> [TO BE DONE] Take the material and output all of it exactly.

>> Start

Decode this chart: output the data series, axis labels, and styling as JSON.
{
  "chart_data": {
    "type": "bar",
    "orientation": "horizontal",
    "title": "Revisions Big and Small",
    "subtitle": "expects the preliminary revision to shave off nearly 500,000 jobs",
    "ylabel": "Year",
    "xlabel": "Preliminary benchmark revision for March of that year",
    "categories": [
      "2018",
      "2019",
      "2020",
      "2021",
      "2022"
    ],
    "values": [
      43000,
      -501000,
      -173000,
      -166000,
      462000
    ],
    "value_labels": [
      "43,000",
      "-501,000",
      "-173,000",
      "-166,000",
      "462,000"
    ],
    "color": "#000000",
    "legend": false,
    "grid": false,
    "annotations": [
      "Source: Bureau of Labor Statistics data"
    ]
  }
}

>> End

> [RESULT FOR THIS EXERCISE]
Decode this chart: output the data series, axis labels, and styling as JSON.
{
  "chart_data": {
    "type": "bar",
    "orientation": "horizontal",
    "title": "Revisions Big and Small",
    "subtitle": "expects the preliminary revision to shave off nearly 500,000 jobs",
    "ylabel": "Year",
    "xlabel": "Preliminary benchmark revision for March of that year",
    "categories": [
      "2018",
      "2019",
      "2020",
      "2021",
      "2022"
    ],
    "values": [
      43000,
      -501000,
      -173000,
      -166000,
      462000
    ],
    "value_labels": [
      "43,000",
      "-501,000",
      "-173,000",
      "-166,000",
      "462,000"
    ],
    "color": "#000000",
    "legend": false,
    "grid": false,
    "annotations": [
      "Source: Bureau of Labor Statistics data"
    ]
  }
}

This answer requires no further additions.